* TASK INSTRUCTIONS
Show all lines from the listing below that contain "本年收入".
--- DATA EXTRACT ---
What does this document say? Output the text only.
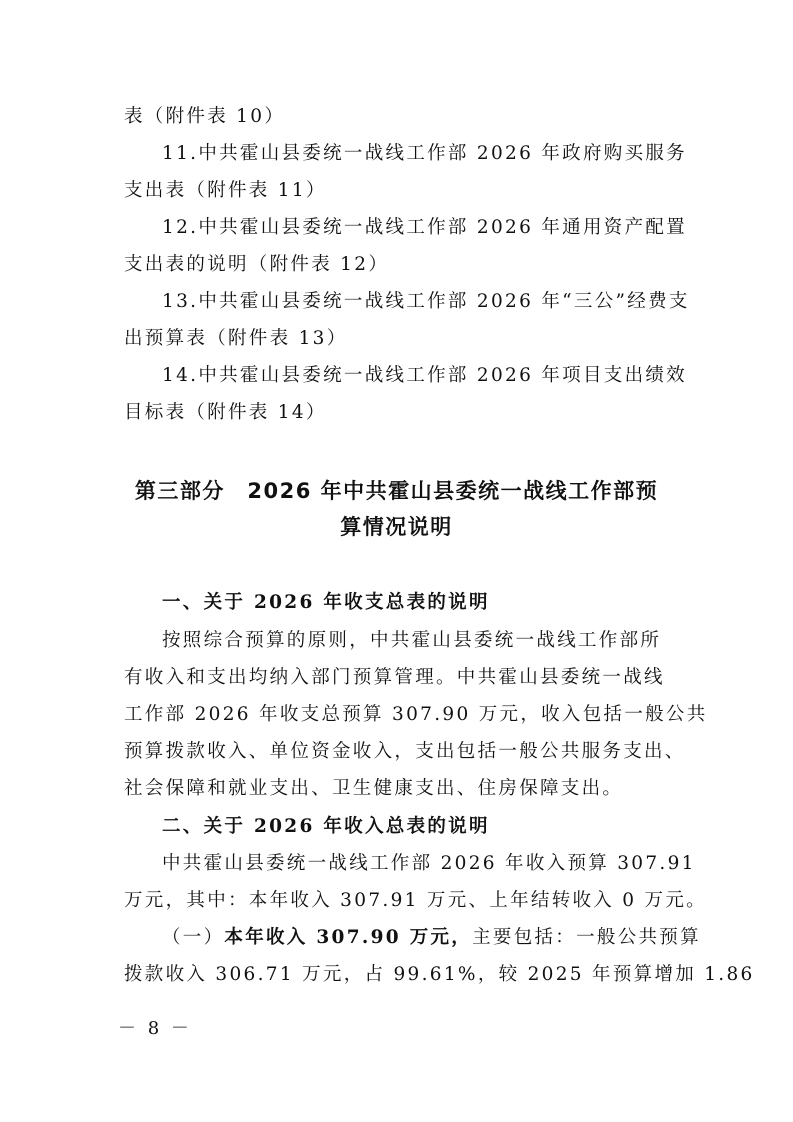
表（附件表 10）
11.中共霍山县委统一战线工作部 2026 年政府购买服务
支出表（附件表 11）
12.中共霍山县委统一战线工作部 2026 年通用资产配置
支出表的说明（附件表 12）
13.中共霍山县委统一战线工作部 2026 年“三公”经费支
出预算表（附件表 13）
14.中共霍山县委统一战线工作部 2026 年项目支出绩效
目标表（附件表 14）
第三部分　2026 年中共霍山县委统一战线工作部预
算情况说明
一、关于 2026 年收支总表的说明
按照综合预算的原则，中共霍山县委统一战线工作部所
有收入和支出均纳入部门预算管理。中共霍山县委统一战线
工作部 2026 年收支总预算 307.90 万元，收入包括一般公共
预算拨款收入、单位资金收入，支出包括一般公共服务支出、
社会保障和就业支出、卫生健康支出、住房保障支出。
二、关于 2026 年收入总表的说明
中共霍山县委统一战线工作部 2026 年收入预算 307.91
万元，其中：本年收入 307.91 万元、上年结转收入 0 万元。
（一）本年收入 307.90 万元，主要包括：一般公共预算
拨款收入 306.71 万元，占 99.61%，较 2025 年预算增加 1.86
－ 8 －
---
--- DATA EXTRACT ---
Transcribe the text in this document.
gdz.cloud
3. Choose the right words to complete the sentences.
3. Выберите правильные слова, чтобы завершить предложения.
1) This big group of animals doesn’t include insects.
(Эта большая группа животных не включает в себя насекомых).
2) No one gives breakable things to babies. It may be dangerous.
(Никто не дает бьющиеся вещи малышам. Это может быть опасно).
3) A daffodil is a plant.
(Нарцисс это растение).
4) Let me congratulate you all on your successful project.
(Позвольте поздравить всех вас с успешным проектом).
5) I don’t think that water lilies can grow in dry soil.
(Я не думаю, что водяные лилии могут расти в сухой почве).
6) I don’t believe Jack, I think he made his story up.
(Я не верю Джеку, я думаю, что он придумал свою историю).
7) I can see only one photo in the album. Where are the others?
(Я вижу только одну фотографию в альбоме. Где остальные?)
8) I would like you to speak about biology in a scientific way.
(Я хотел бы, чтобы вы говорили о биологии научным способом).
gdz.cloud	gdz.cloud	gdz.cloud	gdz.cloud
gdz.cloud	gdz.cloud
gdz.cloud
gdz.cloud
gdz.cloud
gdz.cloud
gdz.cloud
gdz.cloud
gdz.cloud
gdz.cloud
---
* TASK OUTPUT
万元，其中：本年收入 307.91 万元、上年结转收入 0 万元。
（一）本年收入 307.90 万元，主要包括：一般公共预算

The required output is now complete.